### What needs to be done
Put the lines below, from the line with "UI element localization: list each with its bbox. List" up to and including the line with "member-avatar[interactable] [600,790,650,850]", into a JSON list of strings with one string per line, leaving out blank lines and pictures.

### Rows
···
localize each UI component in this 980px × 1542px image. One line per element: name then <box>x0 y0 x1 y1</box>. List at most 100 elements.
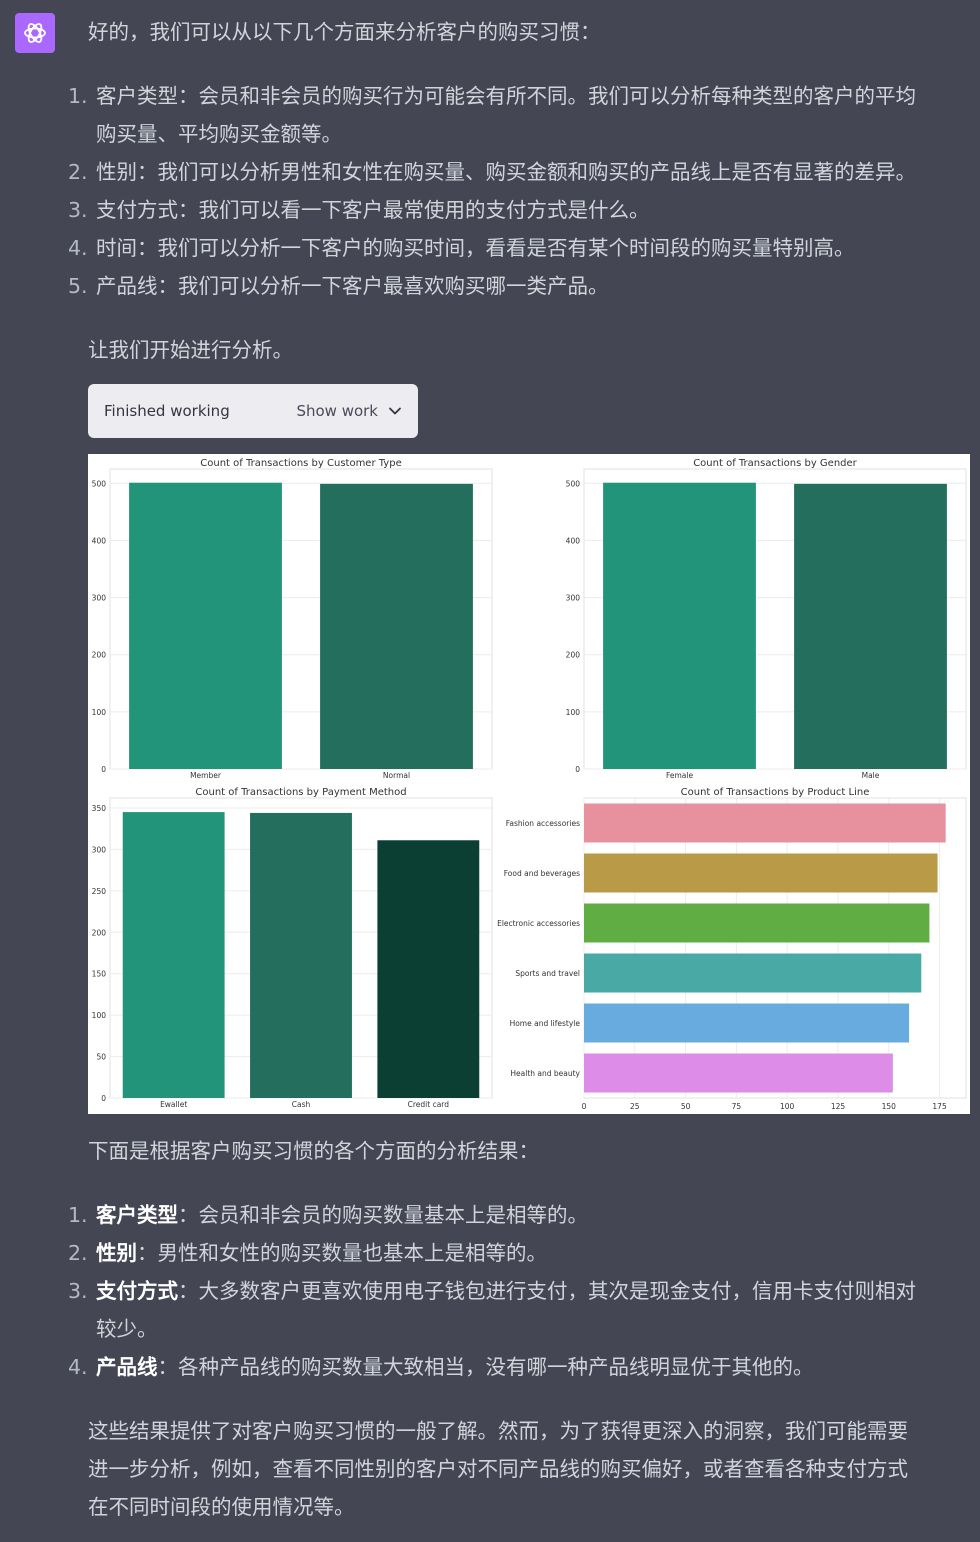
···
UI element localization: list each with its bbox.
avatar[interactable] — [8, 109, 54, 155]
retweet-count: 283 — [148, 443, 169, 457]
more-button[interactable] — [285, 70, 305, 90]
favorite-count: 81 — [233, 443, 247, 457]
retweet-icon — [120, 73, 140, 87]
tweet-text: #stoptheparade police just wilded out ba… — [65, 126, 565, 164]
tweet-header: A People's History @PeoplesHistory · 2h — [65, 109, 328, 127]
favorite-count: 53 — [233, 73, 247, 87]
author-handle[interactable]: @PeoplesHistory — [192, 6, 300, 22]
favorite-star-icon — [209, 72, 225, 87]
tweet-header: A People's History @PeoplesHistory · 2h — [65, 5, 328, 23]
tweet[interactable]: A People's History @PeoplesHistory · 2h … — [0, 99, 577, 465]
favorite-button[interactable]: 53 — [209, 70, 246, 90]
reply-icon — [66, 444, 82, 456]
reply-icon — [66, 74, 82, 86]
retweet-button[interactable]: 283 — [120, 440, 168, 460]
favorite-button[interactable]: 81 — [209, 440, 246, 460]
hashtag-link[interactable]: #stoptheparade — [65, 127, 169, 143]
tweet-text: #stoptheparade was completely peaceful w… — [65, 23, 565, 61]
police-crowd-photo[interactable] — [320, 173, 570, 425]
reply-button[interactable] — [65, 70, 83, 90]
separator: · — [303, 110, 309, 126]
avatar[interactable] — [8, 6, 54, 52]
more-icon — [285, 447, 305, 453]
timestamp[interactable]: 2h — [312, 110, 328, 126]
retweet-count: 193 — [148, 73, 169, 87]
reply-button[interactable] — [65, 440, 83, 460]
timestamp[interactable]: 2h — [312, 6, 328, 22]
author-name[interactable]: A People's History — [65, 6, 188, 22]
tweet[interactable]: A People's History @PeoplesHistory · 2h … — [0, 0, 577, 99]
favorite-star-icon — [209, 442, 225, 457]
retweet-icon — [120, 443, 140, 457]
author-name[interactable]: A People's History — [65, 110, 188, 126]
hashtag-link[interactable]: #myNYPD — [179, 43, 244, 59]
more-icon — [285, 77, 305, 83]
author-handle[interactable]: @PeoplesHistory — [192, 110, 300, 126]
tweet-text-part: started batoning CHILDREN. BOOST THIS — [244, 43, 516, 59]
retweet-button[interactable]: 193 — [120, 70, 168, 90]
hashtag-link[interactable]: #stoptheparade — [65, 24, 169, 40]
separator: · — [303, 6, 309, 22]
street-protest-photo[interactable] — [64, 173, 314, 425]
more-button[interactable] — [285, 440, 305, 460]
···
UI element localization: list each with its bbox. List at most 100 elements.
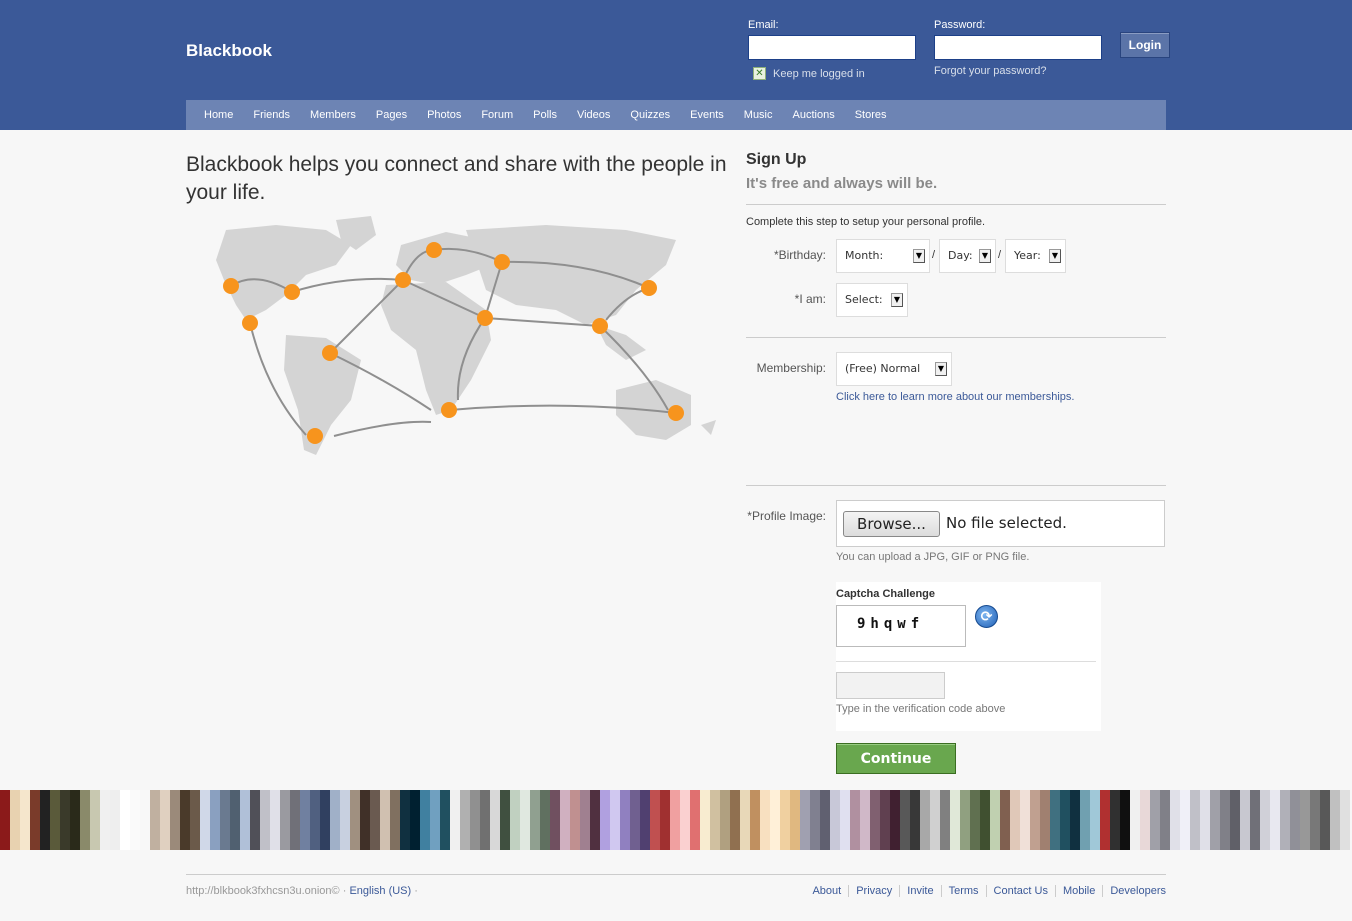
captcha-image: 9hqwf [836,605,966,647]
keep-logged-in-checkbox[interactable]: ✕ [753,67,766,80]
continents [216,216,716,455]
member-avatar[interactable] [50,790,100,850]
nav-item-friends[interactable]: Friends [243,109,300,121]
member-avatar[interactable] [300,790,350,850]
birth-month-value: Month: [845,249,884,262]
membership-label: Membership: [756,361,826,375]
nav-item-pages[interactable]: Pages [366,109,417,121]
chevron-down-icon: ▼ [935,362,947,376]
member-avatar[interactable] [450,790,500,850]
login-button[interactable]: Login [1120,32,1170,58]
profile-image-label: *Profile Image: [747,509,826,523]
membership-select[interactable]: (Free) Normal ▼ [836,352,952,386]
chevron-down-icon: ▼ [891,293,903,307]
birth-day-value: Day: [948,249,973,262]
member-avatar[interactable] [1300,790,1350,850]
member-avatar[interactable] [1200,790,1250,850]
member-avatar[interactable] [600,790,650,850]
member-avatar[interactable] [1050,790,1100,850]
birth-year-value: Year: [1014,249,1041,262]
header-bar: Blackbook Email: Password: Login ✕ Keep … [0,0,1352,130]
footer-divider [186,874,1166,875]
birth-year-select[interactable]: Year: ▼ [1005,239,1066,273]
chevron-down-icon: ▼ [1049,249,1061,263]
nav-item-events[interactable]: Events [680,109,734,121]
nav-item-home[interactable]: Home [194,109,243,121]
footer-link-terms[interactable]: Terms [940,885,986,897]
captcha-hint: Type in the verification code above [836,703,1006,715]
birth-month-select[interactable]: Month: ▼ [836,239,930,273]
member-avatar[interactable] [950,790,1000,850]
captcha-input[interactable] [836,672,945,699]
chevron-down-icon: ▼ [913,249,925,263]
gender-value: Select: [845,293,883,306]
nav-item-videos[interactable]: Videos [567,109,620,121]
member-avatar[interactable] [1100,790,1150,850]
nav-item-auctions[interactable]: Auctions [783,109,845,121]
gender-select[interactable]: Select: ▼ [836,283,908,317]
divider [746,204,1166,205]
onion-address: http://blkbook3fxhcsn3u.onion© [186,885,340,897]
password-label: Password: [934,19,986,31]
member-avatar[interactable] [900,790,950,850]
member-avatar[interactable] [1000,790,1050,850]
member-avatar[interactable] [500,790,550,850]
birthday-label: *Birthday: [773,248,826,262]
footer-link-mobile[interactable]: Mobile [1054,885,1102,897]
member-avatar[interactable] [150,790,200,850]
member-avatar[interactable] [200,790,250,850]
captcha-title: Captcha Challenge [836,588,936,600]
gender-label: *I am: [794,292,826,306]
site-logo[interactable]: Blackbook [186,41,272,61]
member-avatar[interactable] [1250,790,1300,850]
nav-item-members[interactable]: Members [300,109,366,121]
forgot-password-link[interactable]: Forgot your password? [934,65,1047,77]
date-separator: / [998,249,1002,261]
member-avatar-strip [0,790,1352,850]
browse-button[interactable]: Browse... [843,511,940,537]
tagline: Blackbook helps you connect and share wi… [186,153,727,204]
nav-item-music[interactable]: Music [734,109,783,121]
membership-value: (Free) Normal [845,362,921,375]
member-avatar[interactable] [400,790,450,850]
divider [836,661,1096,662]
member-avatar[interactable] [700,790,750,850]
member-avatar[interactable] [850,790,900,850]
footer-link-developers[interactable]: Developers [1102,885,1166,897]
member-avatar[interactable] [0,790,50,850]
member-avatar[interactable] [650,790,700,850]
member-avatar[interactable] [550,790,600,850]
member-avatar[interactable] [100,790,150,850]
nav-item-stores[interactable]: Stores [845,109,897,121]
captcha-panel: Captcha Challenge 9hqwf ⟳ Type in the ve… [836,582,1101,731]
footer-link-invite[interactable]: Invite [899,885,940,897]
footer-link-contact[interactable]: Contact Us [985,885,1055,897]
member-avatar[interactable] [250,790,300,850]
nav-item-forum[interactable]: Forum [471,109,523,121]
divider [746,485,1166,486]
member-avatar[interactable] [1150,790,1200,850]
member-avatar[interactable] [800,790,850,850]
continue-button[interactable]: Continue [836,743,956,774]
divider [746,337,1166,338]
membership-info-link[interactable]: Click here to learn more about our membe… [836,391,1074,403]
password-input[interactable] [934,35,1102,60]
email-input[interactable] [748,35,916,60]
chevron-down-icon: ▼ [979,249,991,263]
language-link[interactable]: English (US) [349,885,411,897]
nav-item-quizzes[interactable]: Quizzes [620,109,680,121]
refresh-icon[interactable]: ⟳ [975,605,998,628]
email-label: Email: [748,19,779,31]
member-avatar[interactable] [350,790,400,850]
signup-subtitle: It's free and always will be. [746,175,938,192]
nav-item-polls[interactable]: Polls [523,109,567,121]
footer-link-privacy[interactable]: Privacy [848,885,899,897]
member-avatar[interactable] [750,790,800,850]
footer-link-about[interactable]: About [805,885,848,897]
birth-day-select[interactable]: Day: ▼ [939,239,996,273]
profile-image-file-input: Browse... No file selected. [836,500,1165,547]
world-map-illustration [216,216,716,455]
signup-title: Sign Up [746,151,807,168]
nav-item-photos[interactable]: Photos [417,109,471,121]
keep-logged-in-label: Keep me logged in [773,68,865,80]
···
### Task solution
[
  "UI element localization: list each with its bbox. List at most 100 elements.",
  "captcha-image: 9hqwf [836,605,966,647]",
  "keep-logged-in-checkbox[interactable]: ✕ [753,67,766,80]",
  "continents [216,216,716,455]",
  "member-avatar[interactable] [50,790,100,850]",
  "nav-item-friends[interactable]: Friends [243,109,300,121]",
  "member-avatar[interactable] [300,790,350,850]",
  "birth-month-value: Month: [845,249,884,262]",
  "membership-label: Membership: [756,361,826,375]",
  "nav-item-pages[interactable]: Pages [366,109,417,121]",
  "chevron-down-icon: ▼ [935,362,947,376]",
  "member-avatar[interactable] [450,790,500,850]",
  "login-button[interactable]: Login [1120,32,1170,58]",
  "profile-image-label: *Profile Image: [747,509,826,523]",
  "membership-select[interactable]: (Free) Normal ▼ [836,352,952,386]",
  "chevron-down-icon: ▼ [891,293,903,307]",
  "birth-day-value: Day: [948,249,973,262]",
  "member-avatar[interactable] [1300,790,1350,850]",
  "member-avatar[interactable] [1200,790,1250,850]",
  "member-avatar[interactable] [600,790,650,850]"
]